“‘My daughter Scarlett was and still is my everything. I loved and still love (although harder now) being a momma. From the first time I saw her face, I felt like I had found my purpose, now at this moment almost 2 weeks after she died, I feel purposeless. I am floating in this dark pool of grief and the future feels empty, scary and meaningless. I don’t know how to move forward and some days I don’t want to.’
I wrote this paragraph February 5th, 2018. My daughter had just died unexpectedly, and I was completely lost.
Scarlett was born October 18, 2016. I was surrounded by loving family members as I pushed her into this world, and as the nurse placed her into my arms. I felt so whole and complete. During her short life of 15 months and 6 days, she was able to teach me more about myself than anyone I have ever met. She taught me how to love endlessly, how to cultivate patience from thin air, and how to hold space for not only a tiny human being, but for myself as well. She herself loved so endlessly and so deeply. She was full to the brim with happiness and loved meeting new people and those people would fall in love with her right away. She was the most determined little human I have ever met and if she didn’t want to do something, she would absolutely not do it, but would return to her joyous, happy self when she got what she wanted. She loved books, animals, and other babies. I could write 100 pages of things, people and, activities she liked. I just love her so, so much. She was the brightest part of my life and even after death, she still is. She was a healthy baby, she got the occasional cold, but she was healthy, until all of a sudden, she wasn’t.
# # # # # # #
▸ Exercise instructions
1. In the passage about Scarlett, on what date was she born?
2. Please continue the passage about Scarlett from the point where it stops.

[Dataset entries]
# # # # # # #
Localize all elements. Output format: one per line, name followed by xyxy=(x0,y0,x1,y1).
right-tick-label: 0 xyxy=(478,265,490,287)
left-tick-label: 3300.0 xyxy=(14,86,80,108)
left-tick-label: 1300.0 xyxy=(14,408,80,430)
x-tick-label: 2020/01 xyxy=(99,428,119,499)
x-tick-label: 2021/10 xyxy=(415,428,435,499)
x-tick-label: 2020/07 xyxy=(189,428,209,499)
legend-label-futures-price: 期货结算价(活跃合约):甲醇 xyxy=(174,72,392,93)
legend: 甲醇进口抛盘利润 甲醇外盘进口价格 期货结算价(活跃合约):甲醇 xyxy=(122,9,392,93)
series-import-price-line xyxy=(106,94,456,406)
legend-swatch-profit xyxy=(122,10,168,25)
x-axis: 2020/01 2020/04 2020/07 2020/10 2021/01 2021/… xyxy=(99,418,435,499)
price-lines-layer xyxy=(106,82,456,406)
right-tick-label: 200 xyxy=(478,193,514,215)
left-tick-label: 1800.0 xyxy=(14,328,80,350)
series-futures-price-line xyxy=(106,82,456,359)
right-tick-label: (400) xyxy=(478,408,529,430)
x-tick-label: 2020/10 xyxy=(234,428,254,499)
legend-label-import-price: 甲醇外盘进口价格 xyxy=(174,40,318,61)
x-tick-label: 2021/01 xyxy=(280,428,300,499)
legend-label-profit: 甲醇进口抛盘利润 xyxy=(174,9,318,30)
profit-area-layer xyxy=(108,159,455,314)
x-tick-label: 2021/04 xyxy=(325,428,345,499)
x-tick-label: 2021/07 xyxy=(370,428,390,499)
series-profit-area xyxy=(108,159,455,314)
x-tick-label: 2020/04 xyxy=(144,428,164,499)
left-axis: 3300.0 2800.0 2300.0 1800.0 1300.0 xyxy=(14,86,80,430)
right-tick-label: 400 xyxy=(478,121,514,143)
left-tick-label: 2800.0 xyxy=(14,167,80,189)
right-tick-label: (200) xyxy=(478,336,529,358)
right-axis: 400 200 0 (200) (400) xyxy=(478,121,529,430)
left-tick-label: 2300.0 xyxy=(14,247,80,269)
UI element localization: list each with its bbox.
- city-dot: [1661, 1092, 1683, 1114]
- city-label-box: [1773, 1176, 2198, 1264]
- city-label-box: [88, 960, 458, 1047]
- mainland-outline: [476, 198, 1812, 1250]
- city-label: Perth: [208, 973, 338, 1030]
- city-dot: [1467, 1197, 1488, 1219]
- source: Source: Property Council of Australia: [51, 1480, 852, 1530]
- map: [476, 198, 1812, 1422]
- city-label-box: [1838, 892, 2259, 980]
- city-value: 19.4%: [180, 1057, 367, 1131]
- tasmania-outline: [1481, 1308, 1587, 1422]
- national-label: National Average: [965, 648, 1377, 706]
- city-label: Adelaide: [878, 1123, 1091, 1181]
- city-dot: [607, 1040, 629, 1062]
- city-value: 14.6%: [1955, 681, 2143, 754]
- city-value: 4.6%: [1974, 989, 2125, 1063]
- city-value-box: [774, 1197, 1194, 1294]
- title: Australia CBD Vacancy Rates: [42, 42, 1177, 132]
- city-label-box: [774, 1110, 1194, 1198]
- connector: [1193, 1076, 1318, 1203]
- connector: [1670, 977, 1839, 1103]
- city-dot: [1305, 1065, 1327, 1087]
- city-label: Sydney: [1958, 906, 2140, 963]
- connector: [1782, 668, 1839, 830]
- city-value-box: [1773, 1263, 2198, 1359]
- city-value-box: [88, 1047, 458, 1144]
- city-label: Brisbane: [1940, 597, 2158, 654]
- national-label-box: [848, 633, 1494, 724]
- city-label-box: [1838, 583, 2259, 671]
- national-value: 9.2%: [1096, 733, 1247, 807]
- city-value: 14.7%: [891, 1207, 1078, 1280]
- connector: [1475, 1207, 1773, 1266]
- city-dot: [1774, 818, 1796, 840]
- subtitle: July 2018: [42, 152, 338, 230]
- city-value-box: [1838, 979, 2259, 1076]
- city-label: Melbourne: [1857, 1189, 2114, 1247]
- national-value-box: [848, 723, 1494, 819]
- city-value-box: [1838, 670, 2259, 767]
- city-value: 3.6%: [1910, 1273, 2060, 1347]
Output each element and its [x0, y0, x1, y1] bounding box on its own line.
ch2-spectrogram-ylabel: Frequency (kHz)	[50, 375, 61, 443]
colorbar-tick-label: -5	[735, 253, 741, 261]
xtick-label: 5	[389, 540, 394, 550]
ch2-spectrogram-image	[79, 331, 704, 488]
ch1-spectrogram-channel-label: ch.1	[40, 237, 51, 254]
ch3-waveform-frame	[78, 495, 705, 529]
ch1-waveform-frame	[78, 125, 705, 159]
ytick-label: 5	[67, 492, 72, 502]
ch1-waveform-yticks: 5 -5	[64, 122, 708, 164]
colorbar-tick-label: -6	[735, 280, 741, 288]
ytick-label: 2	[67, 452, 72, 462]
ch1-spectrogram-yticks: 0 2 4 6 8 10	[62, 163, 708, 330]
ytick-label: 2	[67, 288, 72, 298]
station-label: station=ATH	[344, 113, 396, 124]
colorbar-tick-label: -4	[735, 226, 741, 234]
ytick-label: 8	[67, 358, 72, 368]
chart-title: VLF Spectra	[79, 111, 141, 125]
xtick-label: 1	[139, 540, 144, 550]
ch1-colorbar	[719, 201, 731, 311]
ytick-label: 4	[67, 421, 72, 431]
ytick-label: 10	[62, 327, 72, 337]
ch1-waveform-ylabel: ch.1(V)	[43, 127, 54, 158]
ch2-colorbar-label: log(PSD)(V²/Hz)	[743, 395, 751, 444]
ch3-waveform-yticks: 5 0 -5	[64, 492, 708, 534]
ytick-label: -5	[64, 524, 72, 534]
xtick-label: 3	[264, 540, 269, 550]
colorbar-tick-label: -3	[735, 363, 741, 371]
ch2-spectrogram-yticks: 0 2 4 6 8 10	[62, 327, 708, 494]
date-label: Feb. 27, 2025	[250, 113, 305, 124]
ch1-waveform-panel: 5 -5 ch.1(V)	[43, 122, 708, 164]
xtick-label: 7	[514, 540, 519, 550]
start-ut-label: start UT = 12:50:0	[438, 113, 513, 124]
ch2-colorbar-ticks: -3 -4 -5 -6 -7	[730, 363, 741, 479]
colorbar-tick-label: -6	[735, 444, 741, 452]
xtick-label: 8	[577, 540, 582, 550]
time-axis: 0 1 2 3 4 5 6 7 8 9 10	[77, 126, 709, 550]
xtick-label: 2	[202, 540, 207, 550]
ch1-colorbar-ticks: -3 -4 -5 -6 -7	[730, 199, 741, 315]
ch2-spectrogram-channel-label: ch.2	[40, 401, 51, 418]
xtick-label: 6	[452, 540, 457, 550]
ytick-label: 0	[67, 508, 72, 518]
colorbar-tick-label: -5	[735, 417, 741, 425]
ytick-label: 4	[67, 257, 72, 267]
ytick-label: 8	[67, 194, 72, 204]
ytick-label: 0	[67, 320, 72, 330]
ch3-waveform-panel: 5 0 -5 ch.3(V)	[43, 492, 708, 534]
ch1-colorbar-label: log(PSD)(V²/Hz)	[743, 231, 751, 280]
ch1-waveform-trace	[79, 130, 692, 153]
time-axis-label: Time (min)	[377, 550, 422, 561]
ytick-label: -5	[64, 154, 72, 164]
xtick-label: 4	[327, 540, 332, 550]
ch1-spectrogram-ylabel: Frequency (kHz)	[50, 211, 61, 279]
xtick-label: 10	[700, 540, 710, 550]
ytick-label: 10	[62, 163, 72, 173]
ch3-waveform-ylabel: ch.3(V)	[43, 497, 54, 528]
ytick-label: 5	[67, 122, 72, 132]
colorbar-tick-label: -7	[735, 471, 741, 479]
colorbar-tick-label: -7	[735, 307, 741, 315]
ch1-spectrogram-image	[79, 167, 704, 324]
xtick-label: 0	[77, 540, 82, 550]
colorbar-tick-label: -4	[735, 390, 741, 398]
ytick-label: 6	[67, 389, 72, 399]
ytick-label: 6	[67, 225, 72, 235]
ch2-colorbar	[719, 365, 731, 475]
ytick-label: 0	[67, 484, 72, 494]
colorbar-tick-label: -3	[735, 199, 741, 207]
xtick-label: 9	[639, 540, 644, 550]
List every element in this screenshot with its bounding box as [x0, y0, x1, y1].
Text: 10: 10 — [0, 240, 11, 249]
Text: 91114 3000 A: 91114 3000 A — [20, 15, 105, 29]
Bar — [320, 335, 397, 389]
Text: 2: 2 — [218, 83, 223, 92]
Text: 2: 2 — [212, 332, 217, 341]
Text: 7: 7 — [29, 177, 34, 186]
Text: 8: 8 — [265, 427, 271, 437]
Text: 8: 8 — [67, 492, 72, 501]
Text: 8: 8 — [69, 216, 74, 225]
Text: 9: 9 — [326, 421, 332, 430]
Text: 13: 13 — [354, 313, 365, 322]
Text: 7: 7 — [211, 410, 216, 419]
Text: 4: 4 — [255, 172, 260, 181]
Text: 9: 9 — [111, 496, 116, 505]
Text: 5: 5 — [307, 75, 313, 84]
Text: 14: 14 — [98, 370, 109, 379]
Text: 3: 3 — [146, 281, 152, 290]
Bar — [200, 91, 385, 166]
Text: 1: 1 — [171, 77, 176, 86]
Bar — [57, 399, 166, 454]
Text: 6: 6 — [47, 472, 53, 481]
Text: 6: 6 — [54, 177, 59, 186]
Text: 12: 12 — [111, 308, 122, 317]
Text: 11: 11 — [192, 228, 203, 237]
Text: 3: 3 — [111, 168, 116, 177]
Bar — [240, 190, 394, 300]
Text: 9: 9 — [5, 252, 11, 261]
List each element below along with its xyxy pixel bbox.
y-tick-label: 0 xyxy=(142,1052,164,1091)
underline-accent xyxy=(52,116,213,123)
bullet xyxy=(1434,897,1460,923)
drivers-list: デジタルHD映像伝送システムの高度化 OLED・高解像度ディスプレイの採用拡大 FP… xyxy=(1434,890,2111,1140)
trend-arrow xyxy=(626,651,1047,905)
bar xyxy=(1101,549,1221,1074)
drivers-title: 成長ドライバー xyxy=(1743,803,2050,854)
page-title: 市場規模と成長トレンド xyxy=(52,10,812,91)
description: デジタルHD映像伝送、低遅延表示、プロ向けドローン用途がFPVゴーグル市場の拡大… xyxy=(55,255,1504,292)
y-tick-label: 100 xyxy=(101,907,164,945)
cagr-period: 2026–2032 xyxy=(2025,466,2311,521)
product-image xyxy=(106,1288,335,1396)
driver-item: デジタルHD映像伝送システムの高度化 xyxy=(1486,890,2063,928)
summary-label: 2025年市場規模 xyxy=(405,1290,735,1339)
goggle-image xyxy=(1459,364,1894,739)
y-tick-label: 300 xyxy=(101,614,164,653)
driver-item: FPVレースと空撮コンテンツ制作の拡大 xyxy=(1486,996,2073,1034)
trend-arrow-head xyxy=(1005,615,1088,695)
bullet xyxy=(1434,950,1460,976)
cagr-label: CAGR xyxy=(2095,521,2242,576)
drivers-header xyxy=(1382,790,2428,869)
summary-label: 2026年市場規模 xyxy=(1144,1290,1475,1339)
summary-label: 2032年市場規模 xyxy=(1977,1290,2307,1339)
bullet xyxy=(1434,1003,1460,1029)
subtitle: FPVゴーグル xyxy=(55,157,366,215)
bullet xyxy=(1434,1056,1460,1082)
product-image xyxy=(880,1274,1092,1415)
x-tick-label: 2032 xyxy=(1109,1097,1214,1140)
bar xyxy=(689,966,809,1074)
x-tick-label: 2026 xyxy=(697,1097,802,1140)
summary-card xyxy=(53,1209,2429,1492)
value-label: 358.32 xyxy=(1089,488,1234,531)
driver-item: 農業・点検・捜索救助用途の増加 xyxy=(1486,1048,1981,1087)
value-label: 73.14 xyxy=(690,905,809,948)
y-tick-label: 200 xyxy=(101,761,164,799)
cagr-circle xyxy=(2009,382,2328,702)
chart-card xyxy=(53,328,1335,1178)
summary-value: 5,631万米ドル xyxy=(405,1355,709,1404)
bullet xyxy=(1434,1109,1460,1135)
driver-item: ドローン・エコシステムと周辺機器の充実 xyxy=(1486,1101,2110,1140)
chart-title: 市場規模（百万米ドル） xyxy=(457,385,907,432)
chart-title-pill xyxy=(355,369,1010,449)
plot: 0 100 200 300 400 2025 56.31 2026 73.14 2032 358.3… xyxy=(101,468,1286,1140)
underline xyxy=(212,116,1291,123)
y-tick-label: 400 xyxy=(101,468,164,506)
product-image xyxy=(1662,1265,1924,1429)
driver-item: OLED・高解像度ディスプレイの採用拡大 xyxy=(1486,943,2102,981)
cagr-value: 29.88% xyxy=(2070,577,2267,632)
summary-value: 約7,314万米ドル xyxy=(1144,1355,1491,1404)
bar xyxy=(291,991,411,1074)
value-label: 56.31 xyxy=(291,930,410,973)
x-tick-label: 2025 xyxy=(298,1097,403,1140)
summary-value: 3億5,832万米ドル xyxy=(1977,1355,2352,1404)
# # # # # # #
▸ Replies
1. October 18, 2016.

2.
On January 21, 2018, at 5:00 a.m., my husband and I took Scarlett to the ER with a fever of 103.3. She woke up vomiting and we jumped into action thinking they would send us right home. That she was going to be fine. Well, her fever went up to 104.8 and we were admitted to the children’s hospital in town. As soon as we walked into the hospital the heaviest feeling of dread came over me. I was scared right down to my bones. She had stopped eating and nursing, so they started an IV for fluids, and her fever came down and we thought we were on the up’s. Then Scarlett started having trouble breathing after a day and a half in the hospital, and from there it was a quick slide down. They intubated her at bedside, placed an Intraosseous infusion (IO) in front of us and the doctor called out to the 8 people in the room that just in the few minutes they were getting set up, Scarlett had gotten a lot sicker. Her blood pressure tanked so badly they could not get a reading and her O2 saturation fell to 8%. Normal is 100%-95%. As a nurse and as a mother, watching this happen in front of my eyes, I was completely devastated and paralyzed.
We were transferred to the PICU where they attempted to vent her, but they were unsuccessful. Her lungs were filled with fluid, they needed to put her on life support. It took 1 hour for them to do the surgery for life support. I was on my knees praying to God save my baby. They came out to tell us that it was successful, however she had coded for 4 minutes during the surgery. Her heart stopped for 4 minutes, they did CPR on my baby for 4 minutes. But she was alive.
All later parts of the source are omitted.